-- START --

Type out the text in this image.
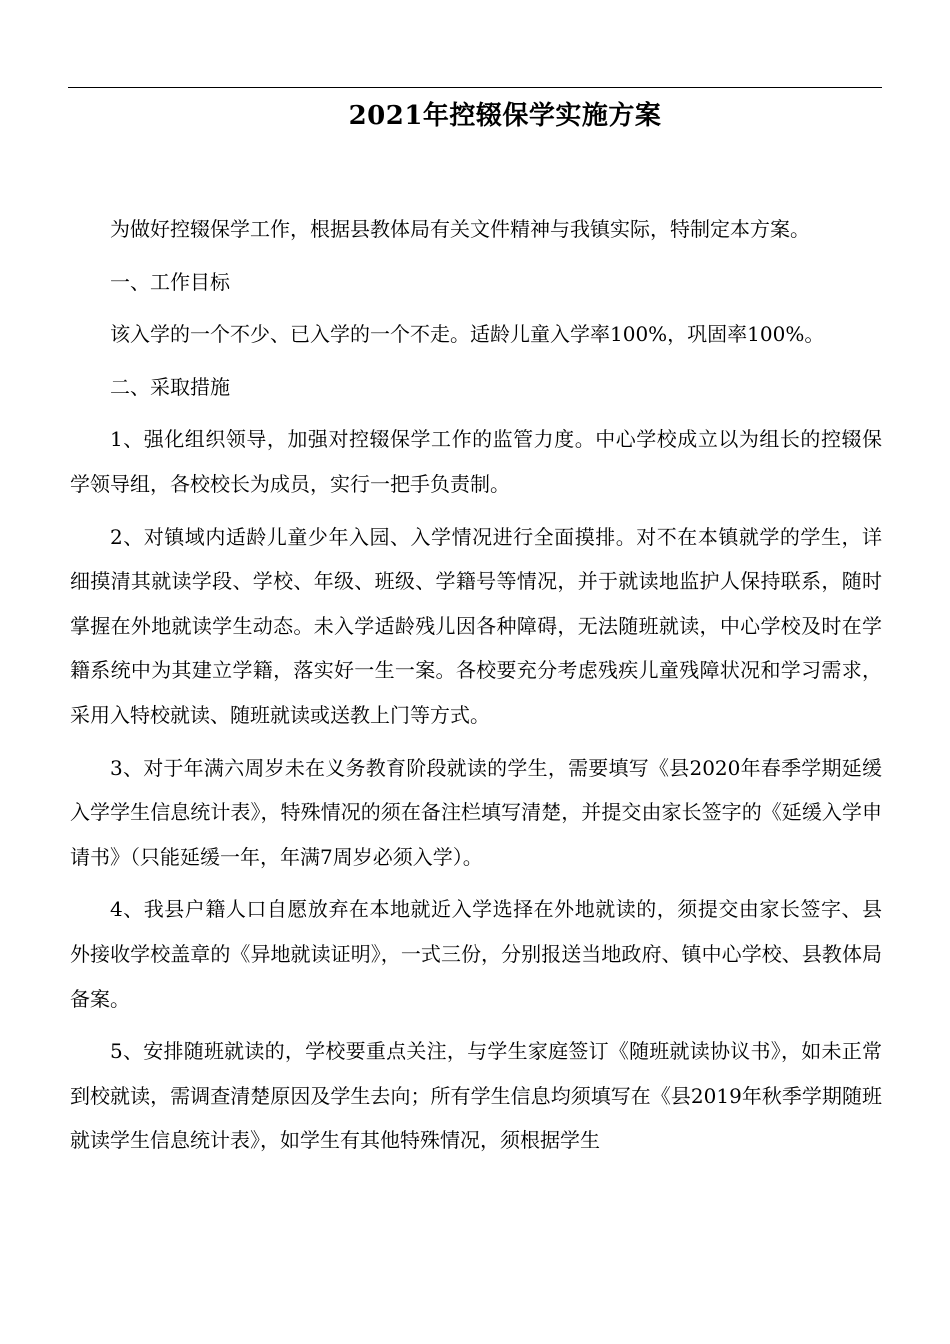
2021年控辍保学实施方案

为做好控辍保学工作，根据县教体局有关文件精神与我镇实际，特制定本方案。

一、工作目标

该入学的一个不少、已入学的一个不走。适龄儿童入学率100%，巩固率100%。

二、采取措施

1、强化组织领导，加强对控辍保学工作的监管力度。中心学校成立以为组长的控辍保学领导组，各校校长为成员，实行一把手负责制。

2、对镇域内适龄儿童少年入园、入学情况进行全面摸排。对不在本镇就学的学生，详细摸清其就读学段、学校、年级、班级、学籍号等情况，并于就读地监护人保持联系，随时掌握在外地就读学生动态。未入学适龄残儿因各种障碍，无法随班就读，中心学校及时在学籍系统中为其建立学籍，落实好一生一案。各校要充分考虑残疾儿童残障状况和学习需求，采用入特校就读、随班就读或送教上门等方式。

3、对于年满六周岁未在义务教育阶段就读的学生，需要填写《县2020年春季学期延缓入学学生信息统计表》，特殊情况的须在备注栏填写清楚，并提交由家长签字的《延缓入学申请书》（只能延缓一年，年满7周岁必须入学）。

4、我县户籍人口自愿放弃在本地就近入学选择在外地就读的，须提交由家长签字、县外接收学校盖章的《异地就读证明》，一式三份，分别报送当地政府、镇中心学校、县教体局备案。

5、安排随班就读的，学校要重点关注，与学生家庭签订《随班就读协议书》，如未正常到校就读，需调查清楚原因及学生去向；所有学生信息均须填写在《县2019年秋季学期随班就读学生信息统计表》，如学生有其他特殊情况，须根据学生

-- END --
-- START --

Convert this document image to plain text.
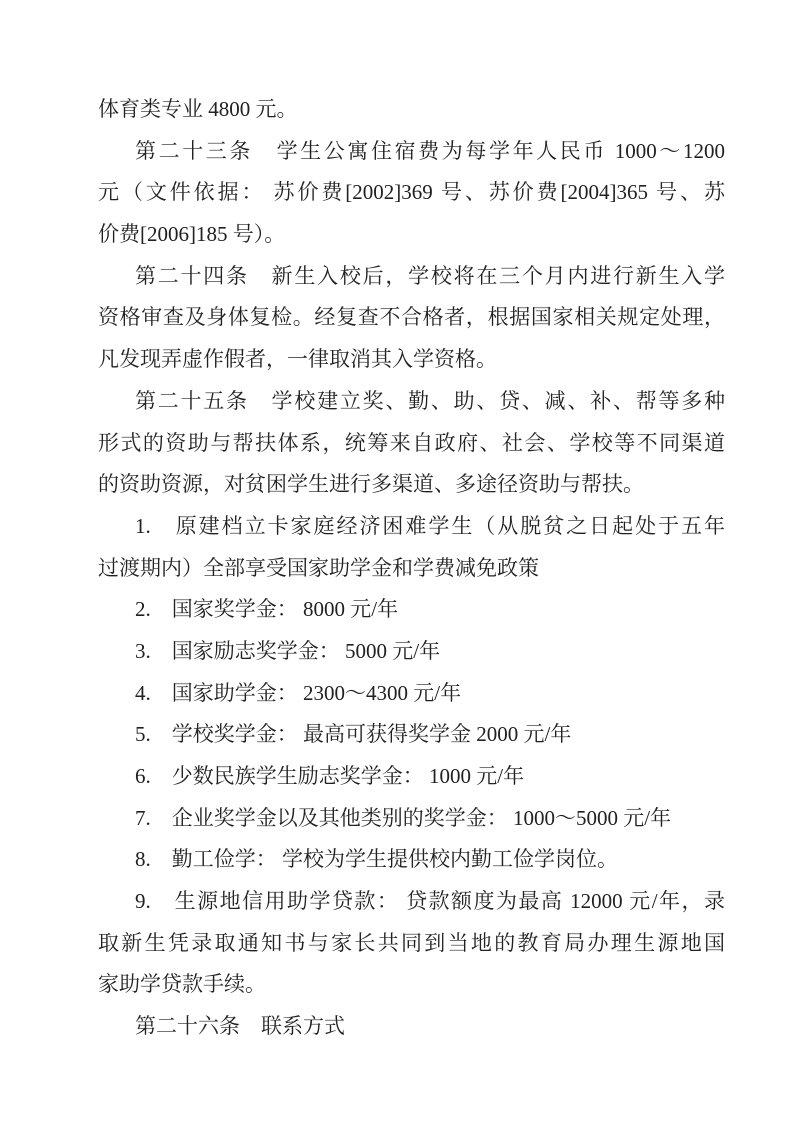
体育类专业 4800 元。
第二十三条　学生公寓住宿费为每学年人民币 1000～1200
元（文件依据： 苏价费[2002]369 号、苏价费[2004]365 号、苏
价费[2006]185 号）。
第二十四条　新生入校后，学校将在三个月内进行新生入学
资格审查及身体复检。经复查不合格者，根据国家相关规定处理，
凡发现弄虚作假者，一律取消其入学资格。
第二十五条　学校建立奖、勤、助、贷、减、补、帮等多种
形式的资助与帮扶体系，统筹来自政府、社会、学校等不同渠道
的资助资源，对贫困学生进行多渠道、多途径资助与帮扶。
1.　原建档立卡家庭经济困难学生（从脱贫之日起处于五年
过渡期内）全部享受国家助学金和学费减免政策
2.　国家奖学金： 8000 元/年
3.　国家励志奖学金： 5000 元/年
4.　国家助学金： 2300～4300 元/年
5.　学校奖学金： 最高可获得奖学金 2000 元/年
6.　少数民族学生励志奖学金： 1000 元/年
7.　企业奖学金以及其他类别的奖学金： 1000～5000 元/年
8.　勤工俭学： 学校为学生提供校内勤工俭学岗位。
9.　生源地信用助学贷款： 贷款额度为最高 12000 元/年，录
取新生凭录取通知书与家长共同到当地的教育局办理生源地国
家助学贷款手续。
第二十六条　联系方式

-- END --

TASK PROMPT
Extract all lines of the records above that include "text".

THE REPLY
Type out the text in this image.
Convert this document image to plain text.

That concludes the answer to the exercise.